(INSTRUCTIONS FOR THE TASK): Output every entry exactly as written.
****
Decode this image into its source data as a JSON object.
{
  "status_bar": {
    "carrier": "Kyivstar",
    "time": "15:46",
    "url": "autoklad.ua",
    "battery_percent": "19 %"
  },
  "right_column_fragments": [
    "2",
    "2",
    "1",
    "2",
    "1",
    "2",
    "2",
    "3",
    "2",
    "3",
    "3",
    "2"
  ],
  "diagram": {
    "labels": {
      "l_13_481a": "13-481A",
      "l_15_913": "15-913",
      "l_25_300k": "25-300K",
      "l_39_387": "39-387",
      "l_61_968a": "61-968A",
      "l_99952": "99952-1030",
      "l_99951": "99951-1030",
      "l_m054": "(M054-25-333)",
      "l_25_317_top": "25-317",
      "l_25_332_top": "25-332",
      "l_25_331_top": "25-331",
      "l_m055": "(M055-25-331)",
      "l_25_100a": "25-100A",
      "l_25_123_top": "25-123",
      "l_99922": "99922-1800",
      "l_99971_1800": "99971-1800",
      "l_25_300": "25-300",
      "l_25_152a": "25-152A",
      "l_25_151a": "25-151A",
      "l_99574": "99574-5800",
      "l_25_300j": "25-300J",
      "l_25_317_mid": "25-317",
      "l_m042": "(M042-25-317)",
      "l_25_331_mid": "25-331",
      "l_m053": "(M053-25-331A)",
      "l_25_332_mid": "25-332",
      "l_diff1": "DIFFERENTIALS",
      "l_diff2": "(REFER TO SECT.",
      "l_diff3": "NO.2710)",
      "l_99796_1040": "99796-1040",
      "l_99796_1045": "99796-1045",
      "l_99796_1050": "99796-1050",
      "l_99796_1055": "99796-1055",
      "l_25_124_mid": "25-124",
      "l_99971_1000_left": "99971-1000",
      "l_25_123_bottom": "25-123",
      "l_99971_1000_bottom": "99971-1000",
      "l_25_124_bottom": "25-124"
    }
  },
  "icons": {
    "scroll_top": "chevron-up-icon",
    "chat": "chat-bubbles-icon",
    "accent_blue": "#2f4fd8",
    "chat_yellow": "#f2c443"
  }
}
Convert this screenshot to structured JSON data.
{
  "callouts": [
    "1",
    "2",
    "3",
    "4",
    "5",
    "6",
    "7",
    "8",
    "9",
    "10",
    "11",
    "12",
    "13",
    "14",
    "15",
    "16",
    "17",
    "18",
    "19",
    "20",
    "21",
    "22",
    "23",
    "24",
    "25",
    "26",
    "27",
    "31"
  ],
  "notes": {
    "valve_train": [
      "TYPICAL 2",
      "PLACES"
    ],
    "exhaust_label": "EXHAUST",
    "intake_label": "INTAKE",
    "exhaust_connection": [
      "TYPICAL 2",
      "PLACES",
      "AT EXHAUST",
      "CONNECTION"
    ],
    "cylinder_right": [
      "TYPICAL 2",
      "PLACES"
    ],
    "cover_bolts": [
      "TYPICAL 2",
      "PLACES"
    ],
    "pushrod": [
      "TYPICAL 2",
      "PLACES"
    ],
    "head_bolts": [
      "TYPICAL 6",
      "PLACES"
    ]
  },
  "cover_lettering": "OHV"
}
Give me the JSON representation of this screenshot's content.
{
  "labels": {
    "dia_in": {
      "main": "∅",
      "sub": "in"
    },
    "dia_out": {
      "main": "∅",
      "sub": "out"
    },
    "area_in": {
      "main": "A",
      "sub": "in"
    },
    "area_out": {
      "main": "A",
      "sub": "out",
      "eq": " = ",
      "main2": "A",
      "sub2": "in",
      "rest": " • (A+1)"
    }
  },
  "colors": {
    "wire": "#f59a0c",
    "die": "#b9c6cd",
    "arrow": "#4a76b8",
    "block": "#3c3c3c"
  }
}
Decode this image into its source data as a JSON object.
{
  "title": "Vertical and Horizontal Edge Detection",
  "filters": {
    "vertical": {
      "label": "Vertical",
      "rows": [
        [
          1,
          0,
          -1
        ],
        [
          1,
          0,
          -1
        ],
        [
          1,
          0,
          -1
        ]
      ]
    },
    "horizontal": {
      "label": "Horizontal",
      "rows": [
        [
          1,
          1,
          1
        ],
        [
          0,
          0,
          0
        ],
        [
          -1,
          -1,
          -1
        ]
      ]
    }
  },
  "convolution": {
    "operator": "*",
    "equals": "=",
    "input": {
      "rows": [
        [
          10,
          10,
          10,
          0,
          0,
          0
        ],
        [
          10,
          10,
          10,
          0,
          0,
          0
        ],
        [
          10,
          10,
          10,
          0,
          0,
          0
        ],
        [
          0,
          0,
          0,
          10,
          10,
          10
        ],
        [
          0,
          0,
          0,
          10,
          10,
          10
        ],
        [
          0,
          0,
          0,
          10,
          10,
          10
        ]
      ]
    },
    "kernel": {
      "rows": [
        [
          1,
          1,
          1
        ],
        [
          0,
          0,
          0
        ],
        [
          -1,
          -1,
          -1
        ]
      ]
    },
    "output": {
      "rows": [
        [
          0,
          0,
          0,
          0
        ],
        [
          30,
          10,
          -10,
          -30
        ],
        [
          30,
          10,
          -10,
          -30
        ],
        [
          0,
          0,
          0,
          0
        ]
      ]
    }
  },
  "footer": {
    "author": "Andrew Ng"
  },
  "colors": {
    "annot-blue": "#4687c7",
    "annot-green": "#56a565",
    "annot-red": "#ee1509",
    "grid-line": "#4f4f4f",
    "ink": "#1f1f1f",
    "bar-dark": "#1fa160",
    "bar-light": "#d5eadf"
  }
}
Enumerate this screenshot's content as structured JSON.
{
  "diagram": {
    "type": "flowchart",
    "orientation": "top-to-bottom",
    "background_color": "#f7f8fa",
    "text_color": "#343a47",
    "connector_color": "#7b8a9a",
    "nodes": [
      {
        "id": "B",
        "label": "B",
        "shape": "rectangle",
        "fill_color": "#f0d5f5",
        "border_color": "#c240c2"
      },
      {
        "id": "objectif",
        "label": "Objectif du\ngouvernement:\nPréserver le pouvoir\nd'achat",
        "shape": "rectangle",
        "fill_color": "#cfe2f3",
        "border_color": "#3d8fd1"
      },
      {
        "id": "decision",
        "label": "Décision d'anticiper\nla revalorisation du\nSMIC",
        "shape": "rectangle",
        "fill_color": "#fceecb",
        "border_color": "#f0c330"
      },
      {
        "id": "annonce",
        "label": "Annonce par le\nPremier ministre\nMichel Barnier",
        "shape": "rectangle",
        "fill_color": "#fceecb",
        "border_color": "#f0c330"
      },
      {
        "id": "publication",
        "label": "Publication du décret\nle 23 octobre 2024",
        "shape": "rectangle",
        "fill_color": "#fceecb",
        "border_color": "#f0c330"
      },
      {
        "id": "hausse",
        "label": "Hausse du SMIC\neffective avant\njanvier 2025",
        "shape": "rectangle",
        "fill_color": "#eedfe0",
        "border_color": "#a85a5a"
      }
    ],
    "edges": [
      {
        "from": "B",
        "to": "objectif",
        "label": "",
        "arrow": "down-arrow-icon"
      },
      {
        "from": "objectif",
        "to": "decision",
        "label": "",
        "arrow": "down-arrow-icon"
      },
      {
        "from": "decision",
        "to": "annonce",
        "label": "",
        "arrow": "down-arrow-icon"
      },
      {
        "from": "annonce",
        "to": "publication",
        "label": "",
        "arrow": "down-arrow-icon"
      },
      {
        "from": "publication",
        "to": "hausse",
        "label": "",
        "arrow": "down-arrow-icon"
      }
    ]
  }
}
****
(SOLUTION FOR THIS TASK):
Decode this image into its source data as a JSON object.
{
  "status_bar": {
    "carrier": "Kyivstar",
    "time": "15:46",
    "url": "autoklad.ua",
    "battery_percent": "19 %"
  },
  "right_column_fragments": [
    "2",
    "2",
    "1",
    "2",
    "1",
    "2",
    "2",
    "3",
    "2",
    "3",
    "3",
    "2"
  ],
  "diagram": {
    "labels": {
      "l_13_481a": "13-481A",
      "l_15_913": "15-913",
      "l_25_300k": "25-300K",
      "l_39_387": "39-387",
      "l_61_968a": "61-968A",
      "l_99952": "99952-1030",
      "l_99951": "99951-1030",
      "l_m054": "(M054-25-333)",
      "l_25_317_top": "25-317",
      "l_25_332_top": "25-332",
      "l_25_331_top": "25-331",
      "l_m055": "(M055-25-331)",
      "l_25_100a": "25-100A",
      "l_25_123_top": "25-123",
      "l_99922": "99922-1800",
      "l_99971_1800": "99971-1800",
      "l_25_300": "25-300",
      "l_25_152a": "25-152A",
      "l_25_151a": "25-151A",
      "l_99574": "99574-5800",
      "l_25_300j": "25-300J",
      "l_25_317_mid": "25-317",
      "l_m042": "(M042-25-317)",
      "l_25_331_mid": "25-331",
      "l_m053": "(M053-25-331A)",
      "l_25_332_mid": "25-332",
      "l_diff1": "DIFFERENTIALS",
      "l_diff2": "(REFER TO SECT.",
      "l_diff3": "NO.2710)",
      "l_99796_1040": "99796-1040",
      "l_99796_1045": "99796-1045",
      "l_99796_1050": "99796-1050",
      "l_99796_1055": "99796-1055",
      "l_25_124_mid": "25-124",
      "l_99971_1000_left": "99971-1000",
      "l_25_123_bottom": "25-123",
      "l_99971_1000_bottom": "99971-1000",
      "l_25_124_bottom": "25-124"
    }
  },
  "icons": {
    "scroll_top": "chevron-up-icon",
    "chat": "chat-bubbles-icon",
    "accent_blue": "#2f4fd8",
    "chat_yellow": "#f2c443"
  }
}
Convert this screenshot to structured JSON data.
{
  "callouts": [
    "1",
    "2",
    "3",
    "4",
    "5",
    "6",
    "7",
    "8",
    "9",
    "10",
    "11",
    "12",
    "13",
    "14",
    "15",
    "16",
    "17",
    "18",
    "19",
    "20",
    "21",
    "22",
    "23",
    "24",
    "25",
    "26",
    "27",
    "31"
  ],
  "notes": {
    "valve_train": [
      "TYPICAL 2",
      "PLACES"
    ],
    "exhaust_label": "EXHAUST",
    "intake_label": "INTAKE",
    "exhaust_connection": [
      "TYPICAL 2",
      "PLACES",
      "AT EXHAUST",
      "CONNECTION"
    ],
    "cylinder_right": [
      "TYPICAL 2",
      "PLACES"
    ],
    "cover_bolts": [
      "TYPICAL 2",
      "PLACES"
    ],
    "pushrod": [
      "TYPICAL 2",
      "PLACES"
    ],
    "head_bolts": [
      "TYPICAL 6",
      "PLACES"
    ]
  },
  "cover_lettering": "OHV"
}
Give me the JSON representation of this screenshot's content.
{
  "labels": {
    "dia_in": {
      "main": "∅",
      "sub": "in"
    },
    "dia_out": {
      "main": "∅",
      "sub": "out"
    },
    "area_in": {
      "main": "A",
      "sub": "in"
    },
    "area_out": {
      "main": "A",
      "sub": "out",
      "eq": " = ",
      "main2": "A",
      "sub2": "in",
      "rest": " • (A+1)"
    }
  },
  "colors": {
    "wire": "#f59a0c",
    "die": "#b9c6cd",
    "arrow": "#4a76b8",
    "block": "#3c3c3c"
  }
}
Decode this image into its source data as a JSON object.
{
  "title": "Vertical and Horizontal Edge Detection",
  "filters": {
    "vertical": {
      "label": "Vertical",
      "rows": [
        [
          1,
          0,
          -1
        ],
        [
          1,
          0,
          -1
        ],
        [
          1,
          0,
          -1
        ]
      ]
    },
    "horizontal": {
      "label": "Horizontal",
      "rows": [
        [
          1,
          1,
          1
        ],
        [
          0,
          0,
          0
        ],
        [
          -1,
          -1,
          -1
        ]
      ]
    }
  },
  "convolution": {
    "operator": "*",
    "equals": "=",
    "input": {
      "rows": [
        [
          10,
          10,
          10,
          0,
          0,
          0
        ],
        [
          10,
          10,
          10,
          0,
          0,
          0
        ],
        [
          10,
          10,
          10,
          0,
          0,
          0
        ],
        [
          0,
          0,
          0,
          10,
          10,
          10
        ],
        [
          0,
          0,
          0,
          10,
          10,
          10
        ],
        [
          0,
          0,
          0,
          10,
          10,
          10
        ]
      ]
    },
    "kernel": {
      "rows": [
        [
          1,
          1,
          1
        ],
        [
          0,
          0,
          0
        ],
        [
          -1,
          -1,
          -1
        ]
      ]
    },
    "output": {
      "rows": [
        [
          0,
          0,
          0,
          0
        ],
        [
          30,
          10,
          -10,
          -30
        ],
        [
          30,
          10,
          -10,
          -30
        ],
        [
          0,
          0,
          0,
          0
        ]
      ]
    }
  },
  "footer": {
    "author": "Andrew Ng"
  },
  "colors": {
    "annot-blue": "#4687c7",
    "annot-green": "#56a565",
    "annot-red": "#ee1509",
    "grid-line": "#4f4f4f",
    "ink": "#1f1f1f",
    "bar-dark": "#1fa160",
    "bar-light": "#d5eadf"
  }
}
Enumerate this screenshot's content as structured JSON.
{
  "diagram": {
    "type": "flowchart",
    "orientation": "top-to-bottom",
    "background_color": "#f7f8fa",
    "text_color": "#343a47",
    "connector_color": "#7b8a9a",
    "nodes": [
      {
        "id": "B",
        "label": "B",
        "shape": "rectangle",
        "fill_color": "#f0d5f5",
        "border_color": "#c240c2"
      },
      {
        "id": "objectif",
        "label": "Objectif du\ngouvernement:\nPréserver le pouvoir\nd'achat",
        "shape": "rectangle",
        "fill_color": "#cfe2f3",
        "border_color": "#3d8fd1"
      },
      {
        "id": "decision",
        "label": "Décision d'anticiper\nla revalorisation du\nSMIC",
        "shape": "rectangle",
        "fill_color": "#fceecb",
        "border_color": "#f0c330"
      },
      {
        "id": "annonce",
        "label": "Annonce par le\nPremier ministre\nMichel Barnier",
        "shape": "rectangle",
        "fill_color": "#fceecb",
        "border_color": "#f0c330"
      },
      {
        "id": "publication",
        "label": "Publication du décret\nle 23 octobre 2024",
        "shape": "rectangle",
        "fill_color": "#fceecb",
        "border_color": "#f0c330"
      },
      {
        "id": "hausse",
        "label": "Hausse du SMIC\neffective avant\njanvier 2025",
        "shape": "rectangle",
        "fill_color": "#eedfe0",
        "border_color": "#a85a5a"
      }
    ],
    "edges": [
      {
        "from": "B",
        "to": "objectif",
        "label": "",
        "arrow": "down-arrow-icon"
      },
      {
        "from": "objectif",
        "to": "decision",
        "label": "",
        "arrow": "down-arrow-icon"
      },
      {
        "from": "decision",
        "to": "annonce",
        "label": "",
        "arrow": "down-arrow-icon"
      },
      {
        "from": "annonce",
        "to": "publication",
        "label": "",
        "arrow": "down-arrow-icon"
      },
      {
        "from": "publication",
        "to": "hausse",
        "label": "",
        "arrow": "down-arrow-icon"
      }
    ]
  }
}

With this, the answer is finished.